**WORK TO BE COMPLETED:**
Copy each line of the records below verbatim.

**RECORD EXTRACTS:**
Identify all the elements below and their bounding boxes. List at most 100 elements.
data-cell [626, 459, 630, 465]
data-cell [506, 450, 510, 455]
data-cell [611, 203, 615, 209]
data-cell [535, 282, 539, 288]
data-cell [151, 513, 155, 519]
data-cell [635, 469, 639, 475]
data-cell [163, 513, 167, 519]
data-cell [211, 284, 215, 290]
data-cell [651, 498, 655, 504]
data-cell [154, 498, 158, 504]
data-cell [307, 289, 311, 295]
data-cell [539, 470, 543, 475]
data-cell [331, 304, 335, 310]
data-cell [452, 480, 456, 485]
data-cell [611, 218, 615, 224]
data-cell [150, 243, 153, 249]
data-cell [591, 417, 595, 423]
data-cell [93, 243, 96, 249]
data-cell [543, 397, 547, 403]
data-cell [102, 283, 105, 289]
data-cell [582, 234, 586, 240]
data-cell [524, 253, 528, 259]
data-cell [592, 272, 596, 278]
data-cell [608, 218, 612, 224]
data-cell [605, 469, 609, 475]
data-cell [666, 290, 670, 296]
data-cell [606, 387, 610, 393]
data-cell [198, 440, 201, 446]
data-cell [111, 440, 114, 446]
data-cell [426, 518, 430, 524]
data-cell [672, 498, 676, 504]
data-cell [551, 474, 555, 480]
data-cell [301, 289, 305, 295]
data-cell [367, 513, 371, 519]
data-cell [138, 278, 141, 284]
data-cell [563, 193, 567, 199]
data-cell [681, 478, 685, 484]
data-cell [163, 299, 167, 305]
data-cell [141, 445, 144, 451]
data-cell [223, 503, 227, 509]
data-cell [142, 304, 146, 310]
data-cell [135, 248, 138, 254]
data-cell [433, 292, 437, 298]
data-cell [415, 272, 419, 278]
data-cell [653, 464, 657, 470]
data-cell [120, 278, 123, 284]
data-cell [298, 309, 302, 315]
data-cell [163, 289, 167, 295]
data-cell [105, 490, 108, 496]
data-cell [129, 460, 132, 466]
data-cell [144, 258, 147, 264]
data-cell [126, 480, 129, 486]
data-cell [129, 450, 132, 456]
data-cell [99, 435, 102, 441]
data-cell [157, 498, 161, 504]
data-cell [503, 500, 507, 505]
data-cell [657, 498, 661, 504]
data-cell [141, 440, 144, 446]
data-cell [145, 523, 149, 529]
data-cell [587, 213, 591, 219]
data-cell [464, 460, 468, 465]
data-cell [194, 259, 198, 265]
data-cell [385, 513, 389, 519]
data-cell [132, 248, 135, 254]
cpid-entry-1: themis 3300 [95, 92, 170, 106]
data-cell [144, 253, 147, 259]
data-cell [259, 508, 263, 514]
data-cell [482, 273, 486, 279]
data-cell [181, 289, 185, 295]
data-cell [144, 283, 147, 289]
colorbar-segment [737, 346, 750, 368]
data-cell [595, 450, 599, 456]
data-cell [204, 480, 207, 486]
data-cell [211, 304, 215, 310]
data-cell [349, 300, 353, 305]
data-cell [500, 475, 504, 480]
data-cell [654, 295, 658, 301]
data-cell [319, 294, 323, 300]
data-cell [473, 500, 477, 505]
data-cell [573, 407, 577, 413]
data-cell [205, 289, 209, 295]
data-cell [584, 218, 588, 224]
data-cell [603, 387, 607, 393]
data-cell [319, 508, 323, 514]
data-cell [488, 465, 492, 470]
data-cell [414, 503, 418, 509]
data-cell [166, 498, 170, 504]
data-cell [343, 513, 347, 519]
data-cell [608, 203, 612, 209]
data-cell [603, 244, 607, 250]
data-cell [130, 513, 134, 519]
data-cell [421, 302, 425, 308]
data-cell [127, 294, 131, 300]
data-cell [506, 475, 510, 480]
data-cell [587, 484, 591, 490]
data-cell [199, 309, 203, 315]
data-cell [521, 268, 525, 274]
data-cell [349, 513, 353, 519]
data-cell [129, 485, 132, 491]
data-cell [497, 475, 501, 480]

**EXERCISE RESPONSE:**
Identify all the elements below and their bounding boxes. List at most 100 elements.
data-cell [626, 459, 630, 465]
data-cell [506, 450, 510, 455]
data-cell [611, 203, 615, 209]
data-cell [535, 282, 539, 288]
data-cell [151, 513, 155, 519]
data-cell [635, 469, 639, 475]
data-cell [163, 513, 167, 519]
data-cell [211, 284, 215, 290]
data-cell [651, 498, 655, 504]
data-cell [154, 498, 158, 504]
data-cell [307, 289, 311, 295]
data-cell [539, 470, 543, 475]
data-cell [331, 304, 335, 310]
data-cell [452, 480, 456, 485]
data-cell [611, 218, 615, 224]
data-cell [150, 243, 153, 249]
data-cell [591, 417, 595, 423]
data-cell [93, 243, 96, 249]
data-cell [543, 397, 547, 403]
data-cell [102, 283, 105, 289]
data-cell [582, 234, 586, 240]
data-cell [524, 253, 528, 259]
data-cell [592, 272, 596, 278]
data-cell [608, 218, 612, 224]
data-cell [605, 469, 609, 475]
data-cell [666, 290, 670, 296]
data-cell [606, 387, 610, 393]
data-cell [198, 440, 201, 446]
data-cell [111, 440, 114, 446]
data-cell [426, 518, 430, 524]
data-cell [672, 498, 676, 504]
data-cell [551, 474, 555, 480]
data-cell [301, 289, 305, 295]
data-cell [367, 513, 371, 519]
data-cell [138, 278, 141, 284]
data-cell [563, 193, 567, 199]
data-cell [681, 478, 685, 484]
data-cell [163, 299, 167, 305]
data-cell [141, 445, 144, 451]
data-cell [223, 503, 227, 509]
data-cell [142, 304, 146, 310]
data-cell [135, 248, 138, 254]
data-cell [433, 292, 437, 298]
data-cell [415, 272, 419, 278]
data-cell [653, 464, 657, 470]
data-cell [120, 278, 123, 284]
data-cell [298, 309, 302, 315]
data-cell [163, 289, 167, 295]
data-cell [105, 490, 108, 496]
data-cell [129, 460, 132, 466]
data-cell [144, 258, 147, 264]
data-cell [126, 480, 129, 486]
data-cell [129, 450, 132, 456]
data-cell [99, 435, 102, 441]
data-cell [157, 498, 161, 504]
data-cell [503, 500, 507, 505]
data-cell [657, 498, 661, 504]
data-cell [141, 440, 144, 446]
data-cell [145, 523, 149, 529]
data-cell [587, 213, 591, 219]
data-cell [464, 460, 468, 465]
data-cell [194, 259, 198, 265]
data-cell [385, 513, 389, 519]
data-cell [132, 248, 135, 254]
cpid-entry-1: themis 3300 [95, 92, 170, 106]
data-cell [144, 253, 147, 259]
data-cell [259, 508, 263, 514]
data-cell [482, 273, 486, 279]
data-cell [181, 289, 185, 295]
data-cell [144, 283, 147, 289]
colorbar-segment [737, 346, 750, 368]
data-cell [595, 450, 599, 456]
data-cell [204, 480, 207, 486]
data-cell [211, 304, 215, 310]
data-cell [349, 300, 353, 305]
data-cell [500, 475, 504, 480]
data-cell [654, 295, 658, 301]
data-cell [319, 294, 323, 300]
data-cell [473, 500, 477, 505]
data-cell [573, 407, 577, 413]
data-cell [205, 289, 209, 295]
data-cell [584, 218, 588, 224]
data-cell [603, 387, 607, 393]
data-cell [319, 508, 323, 514]
data-cell [488, 465, 492, 470]
data-cell [414, 503, 418, 509]
data-cell [166, 498, 170, 504]
data-cell [343, 513, 347, 519]
data-cell [608, 203, 612, 209]
data-cell [603, 244, 607, 250]
data-cell [130, 513, 134, 519]
data-cell [421, 302, 425, 308]
data-cell [127, 294, 131, 300]
data-cell [506, 475, 510, 480]
data-cell [587, 484, 591, 490]
data-cell [199, 309, 203, 315]
data-cell [521, 268, 525, 274]
data-cell [349, 513, 353, 519]
data-cell [129, 485, 132, 491]
data-cell [497, 475, 501, 480]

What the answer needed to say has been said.